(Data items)
——————————
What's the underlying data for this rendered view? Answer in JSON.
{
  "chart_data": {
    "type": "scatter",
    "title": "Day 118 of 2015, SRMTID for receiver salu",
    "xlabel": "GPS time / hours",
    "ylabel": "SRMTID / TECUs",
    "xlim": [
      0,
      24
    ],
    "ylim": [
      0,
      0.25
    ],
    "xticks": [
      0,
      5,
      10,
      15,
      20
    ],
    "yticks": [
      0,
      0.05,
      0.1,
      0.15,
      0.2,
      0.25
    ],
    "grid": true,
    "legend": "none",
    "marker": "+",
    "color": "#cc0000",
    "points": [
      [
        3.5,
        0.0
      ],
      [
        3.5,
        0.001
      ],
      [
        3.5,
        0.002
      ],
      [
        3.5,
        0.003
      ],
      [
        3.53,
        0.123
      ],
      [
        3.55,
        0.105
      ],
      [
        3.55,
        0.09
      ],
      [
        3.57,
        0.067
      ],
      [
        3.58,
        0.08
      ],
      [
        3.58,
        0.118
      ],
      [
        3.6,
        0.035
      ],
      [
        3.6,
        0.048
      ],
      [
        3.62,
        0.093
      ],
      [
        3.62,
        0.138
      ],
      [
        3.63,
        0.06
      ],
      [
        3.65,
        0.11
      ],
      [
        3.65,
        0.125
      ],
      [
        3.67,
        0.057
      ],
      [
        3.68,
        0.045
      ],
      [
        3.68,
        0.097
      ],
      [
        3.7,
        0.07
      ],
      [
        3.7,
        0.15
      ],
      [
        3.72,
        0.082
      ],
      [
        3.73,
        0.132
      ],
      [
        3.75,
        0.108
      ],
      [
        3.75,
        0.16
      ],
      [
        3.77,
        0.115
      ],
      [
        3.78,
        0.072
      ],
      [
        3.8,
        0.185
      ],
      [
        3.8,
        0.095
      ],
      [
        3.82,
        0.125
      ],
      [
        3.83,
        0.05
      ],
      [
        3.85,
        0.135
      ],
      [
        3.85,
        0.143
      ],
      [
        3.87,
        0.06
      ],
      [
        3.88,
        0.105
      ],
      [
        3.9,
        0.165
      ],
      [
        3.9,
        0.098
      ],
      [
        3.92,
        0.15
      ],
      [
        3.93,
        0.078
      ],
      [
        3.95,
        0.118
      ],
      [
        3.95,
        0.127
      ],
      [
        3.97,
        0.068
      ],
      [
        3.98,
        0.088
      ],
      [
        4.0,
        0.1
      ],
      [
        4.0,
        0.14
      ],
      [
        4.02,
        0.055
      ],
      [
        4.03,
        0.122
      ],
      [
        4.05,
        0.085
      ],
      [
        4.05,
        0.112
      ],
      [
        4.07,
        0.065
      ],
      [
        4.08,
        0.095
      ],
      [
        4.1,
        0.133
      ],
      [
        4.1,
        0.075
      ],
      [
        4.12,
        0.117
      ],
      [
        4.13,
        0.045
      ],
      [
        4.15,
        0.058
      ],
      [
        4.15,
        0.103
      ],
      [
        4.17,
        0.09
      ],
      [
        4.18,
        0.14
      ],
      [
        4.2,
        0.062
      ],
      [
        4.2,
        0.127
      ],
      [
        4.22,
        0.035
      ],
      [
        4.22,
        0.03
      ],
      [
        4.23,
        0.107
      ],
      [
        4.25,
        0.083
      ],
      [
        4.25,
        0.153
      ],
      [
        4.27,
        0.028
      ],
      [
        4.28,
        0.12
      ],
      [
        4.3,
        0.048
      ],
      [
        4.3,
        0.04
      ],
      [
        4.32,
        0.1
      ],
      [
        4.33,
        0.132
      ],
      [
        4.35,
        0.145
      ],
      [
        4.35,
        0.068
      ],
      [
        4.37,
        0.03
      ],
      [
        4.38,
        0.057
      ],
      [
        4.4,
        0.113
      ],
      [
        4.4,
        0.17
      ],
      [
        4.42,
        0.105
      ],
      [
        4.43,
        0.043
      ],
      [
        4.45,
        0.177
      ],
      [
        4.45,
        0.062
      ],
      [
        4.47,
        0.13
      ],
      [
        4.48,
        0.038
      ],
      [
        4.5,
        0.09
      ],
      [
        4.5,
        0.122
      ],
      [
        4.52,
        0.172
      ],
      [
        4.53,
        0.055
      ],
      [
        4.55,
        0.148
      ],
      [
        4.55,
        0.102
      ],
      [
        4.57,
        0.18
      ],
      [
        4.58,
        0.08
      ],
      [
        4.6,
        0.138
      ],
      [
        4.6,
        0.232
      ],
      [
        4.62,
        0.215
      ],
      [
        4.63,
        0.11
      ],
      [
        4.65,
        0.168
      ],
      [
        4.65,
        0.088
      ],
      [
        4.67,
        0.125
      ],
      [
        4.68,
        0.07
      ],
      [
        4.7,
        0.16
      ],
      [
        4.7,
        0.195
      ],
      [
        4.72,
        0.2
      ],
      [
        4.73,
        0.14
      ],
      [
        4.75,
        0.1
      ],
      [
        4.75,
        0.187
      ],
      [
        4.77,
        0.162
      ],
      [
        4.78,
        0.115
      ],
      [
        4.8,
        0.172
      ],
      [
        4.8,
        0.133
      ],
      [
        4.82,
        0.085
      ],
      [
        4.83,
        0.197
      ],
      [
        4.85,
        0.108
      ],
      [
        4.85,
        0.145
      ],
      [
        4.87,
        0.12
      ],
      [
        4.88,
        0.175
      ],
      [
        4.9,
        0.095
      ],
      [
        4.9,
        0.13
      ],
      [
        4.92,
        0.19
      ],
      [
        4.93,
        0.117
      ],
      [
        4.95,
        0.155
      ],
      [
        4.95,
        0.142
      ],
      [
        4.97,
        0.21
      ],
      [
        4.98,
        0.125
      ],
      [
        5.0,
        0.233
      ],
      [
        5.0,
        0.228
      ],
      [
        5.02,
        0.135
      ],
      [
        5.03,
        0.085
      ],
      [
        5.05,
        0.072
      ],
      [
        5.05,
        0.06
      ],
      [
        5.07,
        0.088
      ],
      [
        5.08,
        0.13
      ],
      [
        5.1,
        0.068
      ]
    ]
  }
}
——————————
Collect each line above holding the string "SRMTID".

    "title": "Day 118 of 2015, SRMTID for receiver salu",
    "ylabel": "SRMTID / TECUs",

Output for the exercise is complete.